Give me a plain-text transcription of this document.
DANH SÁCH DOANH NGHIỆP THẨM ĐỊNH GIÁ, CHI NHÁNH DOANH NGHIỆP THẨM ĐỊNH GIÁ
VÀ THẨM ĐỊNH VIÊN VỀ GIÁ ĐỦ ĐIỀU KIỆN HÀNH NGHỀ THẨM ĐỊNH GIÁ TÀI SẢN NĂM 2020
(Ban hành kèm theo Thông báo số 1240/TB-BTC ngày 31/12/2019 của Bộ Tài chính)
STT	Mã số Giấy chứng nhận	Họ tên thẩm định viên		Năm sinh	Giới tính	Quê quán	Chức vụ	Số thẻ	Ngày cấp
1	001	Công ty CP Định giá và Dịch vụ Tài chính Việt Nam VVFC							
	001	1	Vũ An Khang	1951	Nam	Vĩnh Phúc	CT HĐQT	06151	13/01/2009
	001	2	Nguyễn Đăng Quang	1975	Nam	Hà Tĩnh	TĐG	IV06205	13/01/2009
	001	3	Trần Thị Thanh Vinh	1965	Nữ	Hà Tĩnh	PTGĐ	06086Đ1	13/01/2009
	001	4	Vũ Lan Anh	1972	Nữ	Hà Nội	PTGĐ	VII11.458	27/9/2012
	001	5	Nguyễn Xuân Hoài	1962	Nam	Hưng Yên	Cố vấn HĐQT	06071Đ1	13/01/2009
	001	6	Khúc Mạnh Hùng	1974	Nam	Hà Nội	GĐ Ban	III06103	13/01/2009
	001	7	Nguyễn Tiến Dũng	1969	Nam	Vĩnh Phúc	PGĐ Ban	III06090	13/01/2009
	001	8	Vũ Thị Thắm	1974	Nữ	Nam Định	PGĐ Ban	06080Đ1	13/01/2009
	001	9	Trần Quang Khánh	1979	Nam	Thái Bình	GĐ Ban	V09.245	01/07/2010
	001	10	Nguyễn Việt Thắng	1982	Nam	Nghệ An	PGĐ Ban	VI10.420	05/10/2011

= = = = =

▶ **Problem details**
Restate the data above word for word.

▶ **Written answer**
Give me a plain-text transcription of this document.
DANH SÁCH DOANH NGHIỆP THẨM ĐỊNH GIÁ, CHI NHÁNH DOANH NGHIỆP THẨM ĐỊNH GIÁ
VÀ THẨM ĐỊNH VIÊN VỀ GIÁ ĐỦ ĐIỀU KIỆN HÀNH NGHỀ THẨM ĐỊNH GIÁ TÀI SẢN NĂM 2020
(Ban hành kèm theo Thông báo số 1240/TB-BTC ngày 31/12/2019 của Bộ Tài chính)
STT	Mã số Giấy chứng nhận	Họ tên thẩm định viên		Năm sinh	Giới tính	Quê quán	Chức vụ	Số thẻ	Ngày cấp
1	001	Công ty CP Định giá và Dịch vụ Tài chính Việt Nam VVFC							
	001	1	Vũ An Khang	1951	Nam	Vĩnh Phúc	CT HĐQT	06151	13/01/2009
	001	2	Nguyễn Đăng Quang	1975	Nam	Hà Tĩnh	TĐG	IV06205	13/01/2009
	001	3	Trần Thị Thanh Vinh	1965	Nữ	Hà Tĩnh	PTGĐ	06086Đ1	13/01/2009
	001	4	Vũ Lan Anh	1972	Nữ	Hà Nội	PTGĐ	VII11.458	27/9/2012
	001	5	Nguyễn Xuân Hoài	1962	Nam	Hưng Yên	Cố vấn HĐQT	06071Đ1	13/01/2009
	001	6	Khúc Mạnh Hùng	1974	Nam	Hà Nội	GĐ Ban	III06103	13/01/2009
	001	7	Nguyễn Tiến Dũng	1969	Nam	Vĩnh Phúc	PGĐ Ban	III06090	13/01/2009
	001	8	Vũ Thị Thắm	1974	Nữ	Nam Định	PGĐ Ban	06080Đ1	13/01/2009
	001	9	Trần Quang Khánh	1979	Nam	Thái Bình	GĐ Ban	V09.245	01/07/2010
	001	10	Nguyễn Việt Thắng	1982	Nam	Nghệ An	PGĐ Ban	VI10.420	05/10/2011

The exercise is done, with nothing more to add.